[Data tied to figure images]
[start]
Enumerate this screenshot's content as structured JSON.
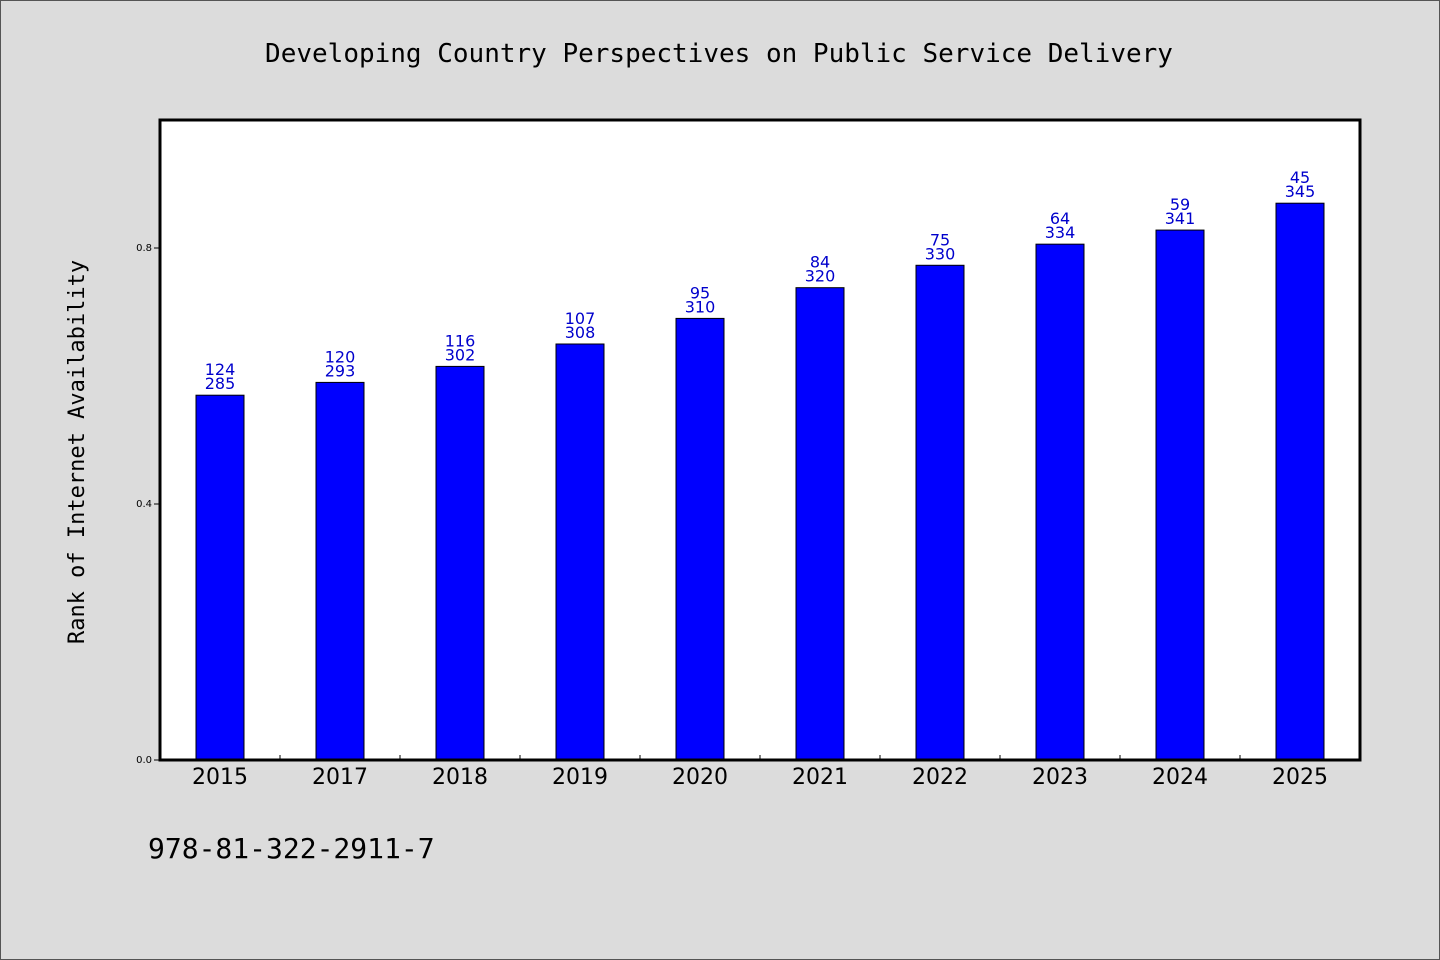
{
  "colors": {
    "background": "#dcdcdc",
    "plot_background": "#ffffff",
    "bar": "#0000ff",
    "bar_edge": "#000000",
    "data_label": "#0000cc"
  },
  "footer": {
    "isbn": "978-81-322-2911-7"
  },
  "chart_data": {
    "type": "bar",
    "title": "Developing Country Perspectives on Public Service Delivery",
    "xlabel": "",
    "ylabel": "Rank of Internet Availability",
    "categories": [
      "2015",
      "2017",
      "2018",
      "2019",
      "2020",
      "2021",
      "2022",
      "2023",
      "2024",
      "2025"
    ],
    "values": [
      0.57,
      0.59,
      0.615,
      0.65,
      0.69,
      0.738,
      0.773,
      0.806,
      0.828,
      0.87
    ],
    "labels_top": [
      "124",
      "120",
      "116",
      "107",
      "95",
      "84",
      "75",
      "64",
      "59",
      "45"
    ],
    "labels_bottom": [
      "285",
      "293",
      "302",
      "308",
      "310",
      "320",
      "330",
      "334",
      "341",
      "345"
    ],
    "ylim": [
      0,
      1.0
    ],
    "yticks": [
      0.0,
      0.4,
      0.8
    ],
    "ytick_labels": [
      "0.0",
      "0.4",
      "0.8"
    ],
    "grid": false,
    "legend": "none"
  }
}
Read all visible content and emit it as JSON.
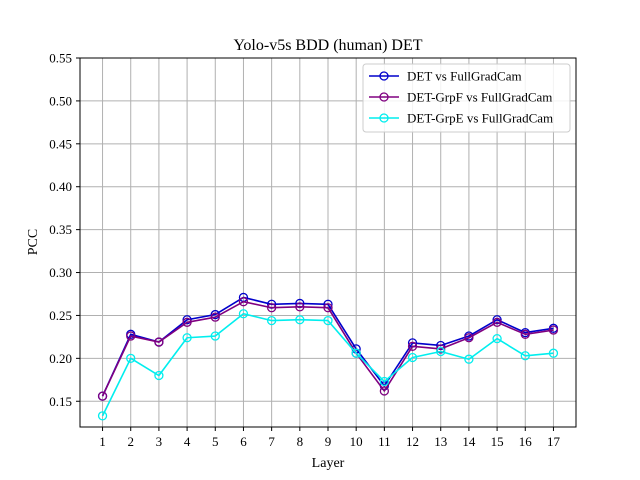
{
  "chart_data": {
    "type": "line",
    "title": "Yolo-v5s BDD (human) DET",
    "xlabel": "Layer",
    "ylabel": "PCC",
    "x": [
      1,
      2,
      3,
      4,
      5,
      6,
      7,
      8,
      9,
      10,
      11,
      12,
      13,
      14,
      15,
      16,
      17
    ],
    "xlim": [
      0.2,
      17.8
    ],
    "ylim": [
      0.12,
      0.55
    ],
    "yticks": [
      0.15,
      0.2,
      0.25,
      0.3,
      0.35,
      0.4,
      0.45,
      0.5,
      0.55
    ],
    "ytick_labels": [
      "0.15",
      "0.20",
      "0.25",
      "0.30",
      "0.35",
      "0.40",
      "0.45",
      "0.50",
      "0.55"
    ],
    "xtick_labels": [
      "1",
      "2",
      "3",
      "4",
      "5",
      "6",
      "7",
      "8",
      "9",
      "10",
      "11",
      "12",
      "13",
      "14",
      "15",
      "16",
      "17"
    ],
    "grid": true,
    "legend_position": "top-right",
    "marker": "open-circle",
    "series": [
      {
        "name": "DET vs FullGradCam",
        "color": "#0000cc",
        "values": [
          0.156,
          0.228,
          0.219,
          0.245,
          0.251,
          0.271,
          0.263,
          0.264,
          0.263,
          0.211,
          0.168,
          0.218,
          0.215,
          0.226,
          0.245,
          0.23,
          0.235
        ]
      },
      {
        "name": "DET-GrpF vs FullGradCam",
        "color": "#800080",
        "values": [
          0.156,
          0.226,
          0.219,
          0.242,
          0.248,
          0.266,
          0.259,
          0.26,
          0.259,
          0.206,
          0.162,
          0.214,
          0.211,
          0.224,
          0.242,
          0.228,
          0.233
        ]
      },
      {
        "name": "DET-GrpE vs FullGradCam",
        "color": "#00eeee",
        "values": [
          0.133,
          0.2,
          0.18,
          0.224,
          0.226,
          0.252,
          0.244,
          0.245,
          0.244,
          0.206,
          0.173,
          0.201,
          0.208,
          0.199,
          0.223,
          0.203,
          0.206
        ]
      }
    ]
  }
}
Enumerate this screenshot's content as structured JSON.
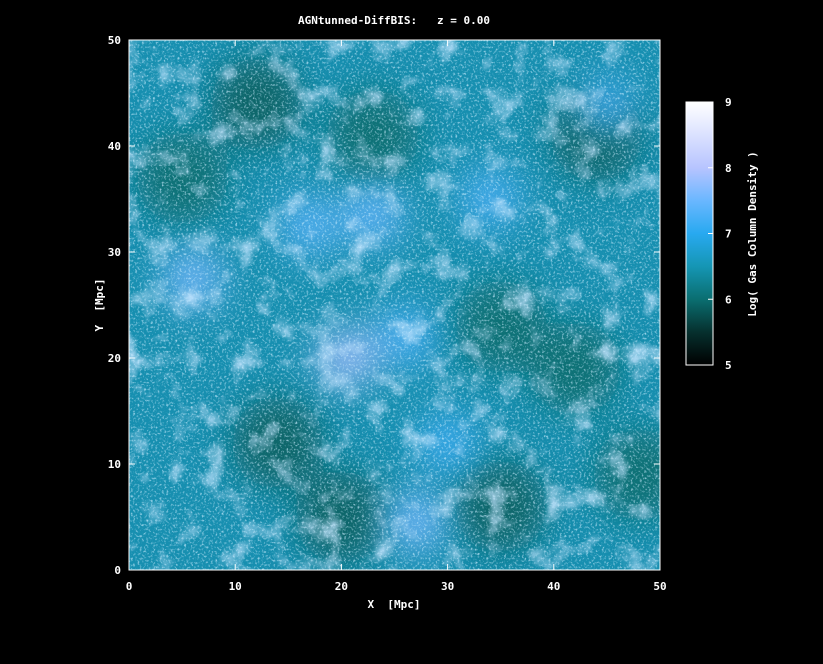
{
  "chart_data": {
    "type": "heatmap",
    "title": "AGNtunned-DiffBIS:   z = 0.00",
    "xlabel": "X  [Mpc]",
    "ylabel": "Y  [Mpc]",
    "xlim": [
      0,
      50
    ],
    "ylim": [
      0,
      50
    ],
    "xticks": [
      0,
      10,
      20,
      30,
      40,
      50
    ],
    "yticks": [
      0,
      10,
      20,
      30,
      40,
      50
    ],
    "grid": false,
    "colorbar": {
      "label": "Log( Gas Column Density )",
      "range": [
        5,
        9
      ],
      "ticks": [
        5,
        6,
        7,
        8,
        9
      ],
      "colormap": [
        {
          "value": 5.0,
          "color": "#000000"
        },
        {
          "value": 5.5,
          "color": "#06302e"
        },
        {
          "value": 6.0,
          "color": "#0a6e70"
        },
        {
          "value": 6.5,
          "color": "#1596b4"
        },
        {
          "value": 7.0,
          "color": "#28a9f0"
        },
        {
          "value": 7.5,
          "color": "#6ab7ff"
        },
        {
          "value": 8.0,
          "color": "#b7c4ff"
        },
        {
          "value": 9.0,
          "color": "#ffffff"
        }
      ]
    },
    "nodes": [
      {
        "x": 20.5,
        "y": 20.0,
        "value": 7.9
      },
      {
        "x": 6.0,
        "y": 27.5,
        "value": 7.6
      },
      {
        "x": 27.0,
        "y": 4.5,
        "value": 7.6
      },
      {
        "x": 17.0,
        "y": 32.5,
        "value": 7.4
      },
      {
        "x": 23.0,
        "y": 33.5,
        "value": 7.5
      },
      {
        "x": 26.0,
        "y": 22.0,
        "value": 7.3
      },
      {
        "x": 34.0,
        "y": 35.0,
        "value": 7.3
      },
      {
        "x": 30.0,
        "y": 12.0,
        "value": 7.2
      },
      {
        "x": 45.0,
        "y": 44.0,
        "value": 7.2
      }
    ],
    "voids": [
      {
        "x": 12.0,
        "y": 44.0,
        "value": 5.9
      },
      {
        "x": 44.0,
        "y": 41.0,
        "value": 5.9
      },
      {
        "x": 5.0,
        "y": 37.0,
        "value": 6.0
      },
      {
        "x": 23.0,
        "y": 41.0,
        "value": 6.0
      },
      {
        "x": 35.0,
        "y": 23.0,
        "value": 6.0
      },
      {
        "x": 42.0,
        "y": 19.0,
        "value": 6.0
      },
      {
        "x": 14.0,
        "y": 12.0,
        "value": 5.9
      },
      {
        "x": 35.0,
        "y": 6.0,
        "value": 5.9
      },
      {
        "x": 48.0,
        "y": 9.0,
        "value": 6.0
      },
      {
        "x": 20.0,
        "y": 5.0,
        "value": 5.9
      }
    ]
  }
}
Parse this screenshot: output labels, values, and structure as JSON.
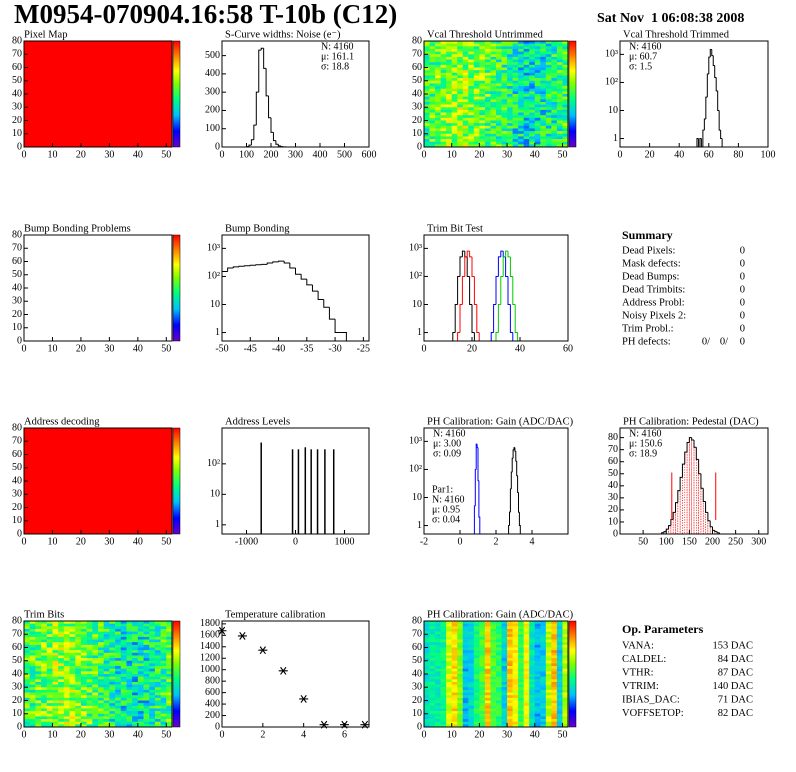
[end]
**Task instructions**
Without the pictures, transcribe the listing above exactly.

**The output**
Enumerate this screenshot's content as structured JSON.
{
  "colors": {
    "background": "#dcdcdc",
    "plot_background": "#ffffff",
    "bar": "#0000ff",
    "bar_edge": "#000000",
    "data_label": "#0000cc"
  },
  "footer": {
    "isbn": "978-81-322-2911-7"
  },
  "chart_data": {
    "type": "bar",
    "title": "Developing Country Perspectives on Public Service Delivery",
    "xlabel": "",
    "ylabel": "Rank of Internet Availability",
    "categories": [
      "2015",
      "2017",
      "2018",
      "2019",
      "2020",
      "2021",
      "2022",
      "2023",
      "2024",
      "2025"
    ],
    "values": [
      0.57,
      0.59,
      0.615,
      0.65,
      0.69,
      0.738,
      0.773,
      0.806,
      0.828,
      0.87
    ],
    "labels_top": [
      "124",
      "120",
      "116",
      "107",
      "95",
      "84",
      "75",
      "64",
      "59",
      "45"
    ],
    "labels_bottom": [
      "285",
      "293",
      "302",
      "308",
      "310",
      "320",
      "330",
      "334",
      "341",
      "345"
    ],
    "ylim": [
      0,
      1.0
    ],
    "yticks": [
      0.0,
      0.4,
      0.8
    ],
    "ytick_labels": [
      "0.0",
      "0.4",
      "0.8"
    ],
    "grid": false,
    "legend": "none"
  }
}
Read all visible content and emit it as JSON.
{
  "chart_data": {
    "type": "line",
    "title": "Yolo-v5s BDD (human) DET",
    "xlabel": "Layer",
    "ylabel": "PCC",
    "x": [
      1,
      2,
      3,
      4,
      5,
      6,
      7,
      8,
      9,
      10,
      11,
      12,
      13,
      14,
      15,
      16,
      17
    ],
    "xlim": [
      0.2,
      17.8
    ],
    "ylim": [
      0.12,
      0.55
    ],
    "yticks": [
      0.15,
      0.2,
      0.25,
      0.3,
      0.35,
      0.4,
      0.45,
      0.5,
      0.55
    ],
    "ytick_labels": [
      "0.15",
      "0.20",
      "0.25",
      "0.30",
      "0.35",
      "0.40",
      "0.45",
      "0.50",
      "0.55"
    ],
    "xtick_labels": [
      "1",
      "2",
      "3",
      "4",
      "5",
      "6",
      "7",
      "8",
      "9",
      "10",
      "11",
      "12",
      "13",
      "14",
      "15",
      "16",
      "17"
    ],
    "grid": true,
    "legend_position": "top-right",
    "marker": "open-circle",
    "series": [
      {
        "name": "DET vs FullGradCam",
        "color": "#0000cc",
        "values": [
          0.156,
          0.228,
          0.219,
          0.245,
          0.251,
          0.271,
          0.263,
          0.264,
          0.263,
          0.211,
          0.168,
          0.218,
          0.215,
          0.226,
          0.245,
          0.23,
          0.235
        ]
      },
      {
        "name": "DET-GrpF vs FullGradCam",
        "color": "#800080",
        "values": [
          0.156,
          0.226,
          0.219,
          0.242,
          0.248,
          0.266,
          0.259,
          0.26,
          0.259,
          0.206,
          0.162,
          0.214,
          0.211,
          0.224,
          0.242,
          0.228,
          0.233
        ]
      },
      {
        "name": "DET-GrpE vs FullGradCam",
        "color": "#00eeee",
        "values": [
          0.133,
          0.2,
          0.18,
          0.224,
          0.226,
          0.252,
          0.244,
          0.245,
          0.244,
          0.206,
          0.173,
          0.201,
          0.208,
          0.199,
          0.223,
          0.203,
          0.206
        ]
      }
    ]
  }
}
Enumerate this screenshot's content as structured JSON.
{
  "chart_data": {
    "type": "heatmap",
    "title": "AGNtunned-DiffBIS:   z = 0.00",
    "xlabel": "X  [Mpc]",
    "ylabel": "Y  [Mpc]",
    "xlim": [
      0,
      50
    ],
    "ylim": [
      0,
      50
    ],
    "xticks": [
      0,
      10,
      20,
      30,
      40,
      50
    ],
    "yticks": [
      0,
      10,
      20,
      30,
      40,
      50
    ],
    "grid": false,
    "colorbar": {
      "label": "Log( Gas Column Density )",
      "range": [
        5,
        9
      ],
      "ticks": [
        5,
        6,
        7,
        8,
        9
      ],
      "colormap": [
        {
          "value": 5.0,
          "color": "#000000"
        },
        {
          "value": 5.5,
          "color": "#06302e"
        },
        {
          "value": 6.0,
          "color": "#0a6e70"
        },
        {
          "value": 6.5,
          "color": "#1596b4"
        },
        {
          "value": 7.0,
          "color": "#28a9f0"
        },
        {
          "value": 7.5,
          "color": "#6ab7ff"
        },
        {
          "value": 8.0,
          "color": "#b7c4ff"
        },
        {
          "value": 9.0,
          "color": "#ffffff"
        }
      ]
    },
    "nodes": [
      {
        "x": 20.5,
        "y": 20.0,
        "value": 7.9
      },
      {
        "x": 6.0,
        "y": 27.5,
        "value": 7.6
      },
      {
        "x": 27.0,
        "y": 4.5,
        "value": 7.6
      },
      {
        "x": 17.0,
        "y": 32.5,
        "value": 7.4
      },
      {
        "x": 23.0,
        "y": 33.5,
        "value": 7.5
      },
      {
        "x": 26.0,
        "y": 22.0,
        "value": 7.3
      },
      {
        "x": 34.0,
        "y": 35.0,
        "value": 7.3
      },
      {
        "x": 30.0,
        "y": 12.0,
        "value": 7.2
      },
      {
        "x": 45.0,
        "y": 44.0,
        "value": 7.2
      }
    ],
    "voids": [
      {
        "x": 12.0,
        "y": 44.0,
        "value": 5.9
      },
      {
        "x": 44.0,
        "y": 41.0,
        "value": 5.9
      },
      {
        "x": 5.0,
        "y": 37.0,
        "value": 6.0
      },
      {
        "x": 23.0,
        "y": 41.0,
        "value": 6.0
      },
      {
        "x": 35.0,
        "y": 23.0,
        "value": 6.0
      },
      {
        "x": 42.0,
        "y": 19.0,
        "value": 6.0
      },
      {
        "x": 14.0,
        "y": 12.0,
        "value": 5.9
      },
      {
        "x": 35.0,
        "y": 6.0,
        "value": 5.9
      },
      {
        "x": 48.0,
        "y": 9.0,
        "value": 6.0
      },
      {
        "x": 20.0,
        "y": 5.0,
        "value": 5.9
      }
    ]
  }
}
Parse this screenshot: output labels, values, and structure as JSON.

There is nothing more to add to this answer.